= Task description =
Each line below should be reproduced without any alteration.

** Start Source data **

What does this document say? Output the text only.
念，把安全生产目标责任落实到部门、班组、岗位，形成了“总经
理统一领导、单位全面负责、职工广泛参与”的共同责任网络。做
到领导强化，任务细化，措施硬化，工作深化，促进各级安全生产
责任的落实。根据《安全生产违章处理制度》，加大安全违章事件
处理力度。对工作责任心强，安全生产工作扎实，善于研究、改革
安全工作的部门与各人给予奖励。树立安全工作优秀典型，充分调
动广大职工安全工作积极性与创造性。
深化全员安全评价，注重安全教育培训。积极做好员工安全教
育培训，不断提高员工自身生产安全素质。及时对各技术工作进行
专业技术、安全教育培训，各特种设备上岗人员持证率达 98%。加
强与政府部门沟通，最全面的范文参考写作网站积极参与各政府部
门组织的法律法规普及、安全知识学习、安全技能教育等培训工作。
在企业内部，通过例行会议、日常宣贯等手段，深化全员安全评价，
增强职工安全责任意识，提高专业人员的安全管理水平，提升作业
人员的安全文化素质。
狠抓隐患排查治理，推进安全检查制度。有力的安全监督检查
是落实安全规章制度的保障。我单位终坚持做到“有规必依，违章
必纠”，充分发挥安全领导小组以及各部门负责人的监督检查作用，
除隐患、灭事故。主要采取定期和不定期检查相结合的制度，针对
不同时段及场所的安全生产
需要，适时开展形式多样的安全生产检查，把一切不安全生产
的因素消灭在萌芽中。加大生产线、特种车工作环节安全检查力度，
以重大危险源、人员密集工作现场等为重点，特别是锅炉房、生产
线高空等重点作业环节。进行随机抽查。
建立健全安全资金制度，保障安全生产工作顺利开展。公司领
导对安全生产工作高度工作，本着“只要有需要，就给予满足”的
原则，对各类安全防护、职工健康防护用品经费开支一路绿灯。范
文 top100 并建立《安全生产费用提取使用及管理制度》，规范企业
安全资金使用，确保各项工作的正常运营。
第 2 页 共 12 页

** End Source data **

= Task response =
What does this document say? Output the text only.
念，把安全生产目标责任落实到部门、班组、岗位，形成了“总经
理统一领导、单位全面负责、职工广泛参与”的共同责任网络。做
到领导强化，任务细化，措施硬化，工作深化，促进各级安全生产
责任的落实。根据《安全生产违章处理制度》，加大安全违章事件
处理力度。对工作责任心强，安全生产工作扎实，善于研究、改革
安全工作的部门与各人给予奖励。树立安全工作优秀典型，充分调
动广大职工安全工作积极性与创造性。
深化全员安全评价，注重安全教育培训。积极做好员工安全教
育培训，不断提高员工自身生产安全素质。及时对各技术工作进行
专业技术、安全教育培训，各特种设备上岗人员持证率达 98%。加
强与政府部门沟通，最全面的范文参考写作网站积极参与各政府部
门组织的法律法规普及、安全知识学习、安全技能教育等培训工作。
在企业内部，通过例行会议、日常宣贯等手段，深化全员安全评价，
增强职工安全责任意识，提高专业人员的安全管理水平，提升作业
人员的安全文化素质。
狠抓隐患排查治理，推进安全检查制度。有力的安全监督检查
是落实安全规章制度的保障。我单位终坚持做到“有规必依，违章
必纠”，充分发挥安全领导小组以及各部门负责人的监督检查作用，
除隐患、灭事故。主要采取定期和不定期检查相结合的制度，针对
不同时段及场所的安全生产
需要，适时开展形式多样的安全生产检查，把一切不安全生产
的因素消灭在萌芽中。加大生产线、特种车工作环节安全检查力度，
以重大危险源、人员密集工作现场等为重点，特别是锅炉房、生产
线高空等重点作业环节。进行随机抽查。
建立健全安全资金制度，保障安全生产工作顺利开展。公司领
导对安全生产工作高度工作，本着“只要有需要，就给予满足”的
原则，对各类安全防护、职工健康防护用品经费开支一路绿灯。范
文 top100 并建立《安全生产费用提取使用及管理制度》，规范企业
安全资金使用，确保各项工作的正常运营。
第 2 页 共 12 页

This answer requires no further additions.